- Set problem A
Print the lines of the records exactly as they appear, beginning with the line that contains "q6-stem-line1: 6. 百灵鸟（如图）能发出婉转的鸣叫声，是因为体内有一些特殊结构，如发达的鸣肌。鸟的受精卵分裂" and ending with the line that contains "q5-option-c: C. 营养液温度都为", both lines included.
-- START Excerpt provided --
Truth here the answer:

Even Conservative Media Chorus Sings Obama's Praises
By Howard Kurtz
Washington Post Staff Writer
Tuesday, January 8, 2008; Page C01

Barack Obama, now the media's odds-on favorite to win the White House, is drawing effusive praise from the chattering classes. "You'd have to have a heart of stone not to be moved by this. . . . This is a huge moment," one commentator wrote.
An unreconstructed liberal? An African American hungering for a racial breakthrough? No, it was David Brooks, the conservative New York Times columnist, and he's got plenty of company on the right.
The media overall are being swept up by a wave of Obamamania, in which normally hard-bitten journalists watch the orator in action and come away dazzled by his gifts. A New York Times piece Saturday compared the Illinois senator to JFK and Martin Luther King in the same paragraph. A Newsweek cover story out yesterday gushed that Obama, "tall and handsome and blessed with a weighty baritone, knows how to bring along a crowd while seeming to stay slightly above it." The journalistic scrutiny usually visited on instant front-runners has been replaced by something akin to a standing ovation.
What's more, the applause extends even to pundits on the right, many of whom routinely denigrate Democratic politicians and yet are strikingly warm toward Obama. There is gratitude, to be sure, that he seems poised to knock off their longtime bete noire, Hillary Clinton -- especially if he wins today's New Hampshire primary -- but also admiration for his inclusive approach to politics and for his sheer talent.
"Who's not proud of this kid?" says Amanda Carpenter, national political reporter for the conservative site Townhall.com. "He has a story people feel good about."
In the wake of Obama's remarks about unity on the night of his Iowa caucus victory Thursday, MSNBC's Joe Scarborough, a former Republican congressman and self-described conservative, called it "one of the most remarkable speeches I've ever seen."
-- END Excerpt provided --
- Set problem B
Using the article on media praise for Barack Obama, state whether each statement agrees with it, answering yes or no and quoting the words that decide the matter: (i) A Newsweek cover story compared Obama to JFK and Martin Luther King. (ii) Amanda Carpenter is a national political reporter for Townhall.com. (iii) Joe Scarborough is a former Republican congressman.
-- START Data provided --
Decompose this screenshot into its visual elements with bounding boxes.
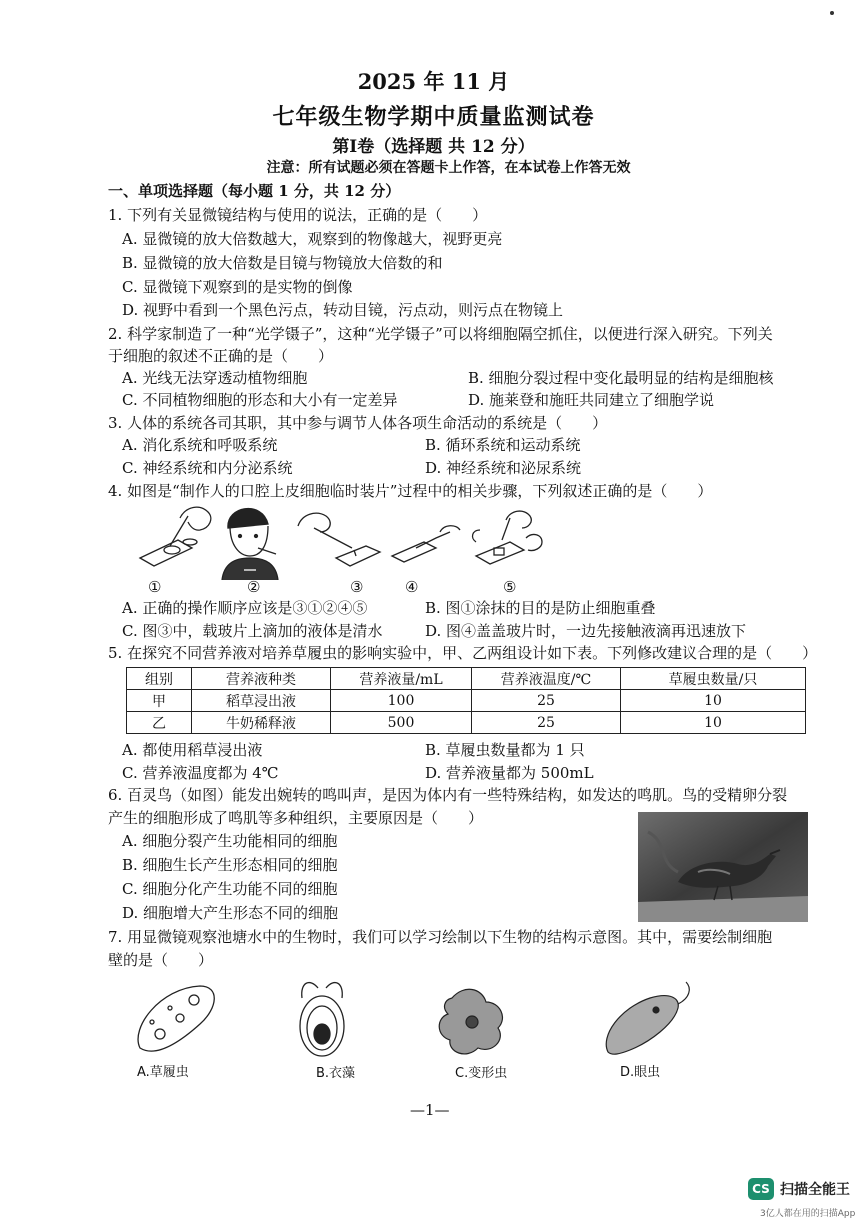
q6-stem-line1: 6. 百灵鸟（如图）能发出婉转的鸣叫声，是因为体内有一些特殊结构，如发达的鸣肌。鸟的受精卵分裂 (108, 786, 788, 804)
table-cell: 10 (621, 690, 806, 712)
table-header-cell: 营养液种类 (192, 668, 331, 690)
part-heading: 第Ⅰ卷（选择题 共 12 分） (332, 137, 535, 157)
q3-option-d: D. 神经系统和泌尿系统 (425, 459, 582, 477)
q7-label-b: B.衣藻 (316, 1066, 356, 1081)
table-header-cell: 组别 (127, 668, 192, 690)
q5-option-a: A. 都使用稻草浸出液 (122, 741, 263, 759)
q4-option-b: B. 图①涂抹的目的是防止细胞重叠 (425, 599, 656, 617)
watermark-brand: 扫描全能王 (780, 1182, 850, 1198)
step4-drawing (392, 526, 460, 562)
table-row (127, 690, 806, 712)
q5-option-c: C. 营养液温度都为 4℃ (122, 764, 279, 782)
q2-stem-line1: 2. 科学家制造了一种“光学镊子”，这种“光学镊子”可以将细胞隔空抓住，以便进行深入研究。下列关 (108, 325, 773, 343)
q2-option-d: D. 施莱登和施旺共同建立了细胞学说 (468, 391, 715, 409)
exam-date: 2025 年 11 月 (357, 69, 510, 94)
q1-option-d: D. 视野中看到一个黑色污点，转动目镜，污点动，则污点在物镜上 (122, 301, 564, 319)
euglena-drawing (606, 982, 689, 1054)
q3-option-a: A. 消化系统和呼吸系统 (122, 436, 278, 454)
q1-option-b: B. 显微镜的放大倍数是目镜与物镜放大倍数的和 (122, 254, 443, 272)
q7-label-d: D.眼虫 (620, 1065, 661, 1080)
table-cell: 乙 (127, 712, 192, 734)
table-cell: 100 (331, 690, 472, 712)
section-heading: 一、单项选择题（每小题 1 分，共 12 分） (108, 182, 401, 200)
q4-figure-label-3: ③ (350, 578, 364, 596)
lark-photo (638, 812, 808, 922)
step1-drawing (140, 507, 211, 566)
amoeba-drawing (439, 989, 502, 1054)
q3-option-c: C. 神经系统和内分泌系统 (122, 459, 293, 477)
table-cell: 25 (472, 712, 621, 734)
q2-stem-line2: 于细胞的叙述不正确的是（ ） (108, 347, 334, 365)
q6-option-b: B. 细胞生长产生形态相同的细胞 (122, 856, 338, 874)
q7-label-a: A.草履虫 (137, 1065, 189, 1080)
q1-stem: 1. 下列有关显微镜结构与使用的说法，正确的是（ ） (108, 206, 488, 224)
q4-figure-label-4: ④ (405, 578, 419, 596)
camscanner-logo: CS (748, 1178, 774, 1200)
q3-stem: 3. 人体的系统各司其职，其中参与调节人体各项生命活动的系统是（ ） (108, 414, 608, 432)
step5-drawing (473, 511, 542, 564)
notice: 注意：所有试题必须在答题卡上作答，在本试卷上作答无效 (266, 160, 631, 176)
table-cell: 500 (331, 712, 472, 734)
watermark-tagline: 3亿人都在用的扫描App (760, 1209, 856, 1219)
q7-stem-line1: 7. 用显微镜观察池塘水中的生物时，我们可以学习绘制以下生物的结构示意图。其中，需要绘制细胞 (108, 928, 773, 946)
q6-stem-line2: 产生的细胞形成了鸣肌等多种组织，主要原因是（ ） (108, 809, 484, 827)
q5-stem: 5. 在探究不同营养液对培养草履虫的影响实验中，甲、乙两组设计如下表。下列修改建议合理的是（ ） (108, 644, 818, 662)
q5-data-table (126, 667, 806, 734)
table-header-row (127, 668, 806, 690)
q2-option-b: B. 细胞分裂过程中变化最明显的结构是细胞核 (468, 369, 774, 387)
scan-speck (830, 11, 834, 15)
q4-figure-label-5: ⑤ (503, 578, 517, 596)
page-number: —1— (410, 1101, 450, 1119)
q4-option-d: D. 图④盖盖玻片时，一边先接触液滴再迅速放下 (425, 622, 747, 640)
table-cell: 稻草浸出液 (192, 690, 331, 712)
table-header-cell: 营养液量/mL (331, 668, 472, 690)
q3-option-b: B. 循环系统和运动系统 (425, 436, 581, 454)
q4-option-a: A. 正确的操作顺序应该是③①②④⑤ (122, 599, 368, 617)
step2-drawing (222, 509, 278, 580)
table-cell: 甲 (127, 690, 192, 712)
q4-stem: 4. 如图是“制作人的口腔上皮细胞临时装片”过程中的相关步骤，下列叙述正确的是（ ） (108, 482, 713, 500)
exam-title: 七年级生物学期中质量监测试卷 (272, 104, 595, 130)
q4-figure-label-2: ② (247, 578, 261, 596)
q6-option-d: D. 细胞增大产生形态不同的细胞 (122, 904, 339, 922)
table-row (127, 712, 806, 734)
table-cell: 10 (621, 712, 806, 734)
table-header-cell: 草履虫数量/只 (621, 668, 806, 690)
q6-option-c: C. 细胞分化产生功能不同的细胞 (122, 880, 338, 898)
q4-option-c: C. 图③中，载玻片上滴加的液体是清水 (122, 622, 383, 640)
table-cell: 25 (472, 690, 621, 712)
q4-figure-label-1: ① (148, 578, 162, 596)
q5-option-d: D. 营养液量都为 500mL (425, 764, 594, 782)
q6-option-a: A. 细胞分裂产生功能相同的细胞 (122, 832, 338, 850)
q2-option-c: C. 不同植物细胞的形态和大小有一定差异 (122, 391, 398, 409)
step3-drawing (298, 513, 380, 566)
q5-option-b: B. 草履虫数量都为 1 只 (425, 741, 585, 759)
q4-step-figures (130, 498, 560, 580)
q7-label-c: C.变形虫 (455, 1066, 508, 1081)
q7-organism-figures (130, 978, 710, 1060)
q7-stem-line2: 壁的是（ ） (108, 951, 214, 969)
chlamydomonas-drawing (300, 983, 344, 1056)
q2-option-a: A. 光线无法穿透动植物细胞 (122, 369, 308, 387)
paramecium-drawing (138, 986, 214, 1051)
table-cell: 牛奶稀释液 (192, 712, 331, 734)
table-header-cell: 营养液温度/℃ (472, 668, 621, 690)
q1-option-c: C. 显微镜下观察到的是实物的倒像 (122, 278, 353, 296)
q1-option-a: A. 显微镜的放大倍数越大，观察到的物像越大，视野更亮 (122, 230, 503, 248)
-- END Data provided --
- Correct response A
q6-stem-line1: 6. 百灵鸟（如图）能发出婉转的鸣叫声，是因为体内有一些特殊结构，如发达的鸣肌。鸟的受精卵分裂 (108, 786, 788, 804)
table-cell: 10 (621, 690, 806, 712)
table-header-cell: 营养液种类 (192, 668, 331, 690)
part-heading: 第Ⅰ卷（选择题 共 12 分） (332, 137, 535, 157)
q3-option-d: D. 神经系统和泌尿系统 (425, 459, 582, 477)
q7-label-b: B.衣藻 (316, 1066, 356, 1081)
table-header-cell: 组别 (127, 668, 192, 690)
q5-option-a: A. 都使用稻草浸出液 (122, 741, 263, 759)
q4-option-b: B. 图①涂抹的目的是防止细胞重叠 (425, 599, 656, 617)
watermark-brand: 扫描全能王 (780, 1182, 850, 1198)
step4-drawing (392, 526, 460, 562)
table-row (127, 690, 806, 712)
q5-option-c: C. 营养液温度都为 4℃ (122, 764, 279, 782)

- Correct response B
(i) No: "A New York Times piece Saturday compared the Illinois senator to JFK and Martin Luther King in the same paragraph."
(ii) Yes: "Amanda Carpenter, national political reporter for the conservative site Townhall.com"
(iii) Yes: "MSNBC's Joe Scarborough, a former Republican congressman and self-described conservative"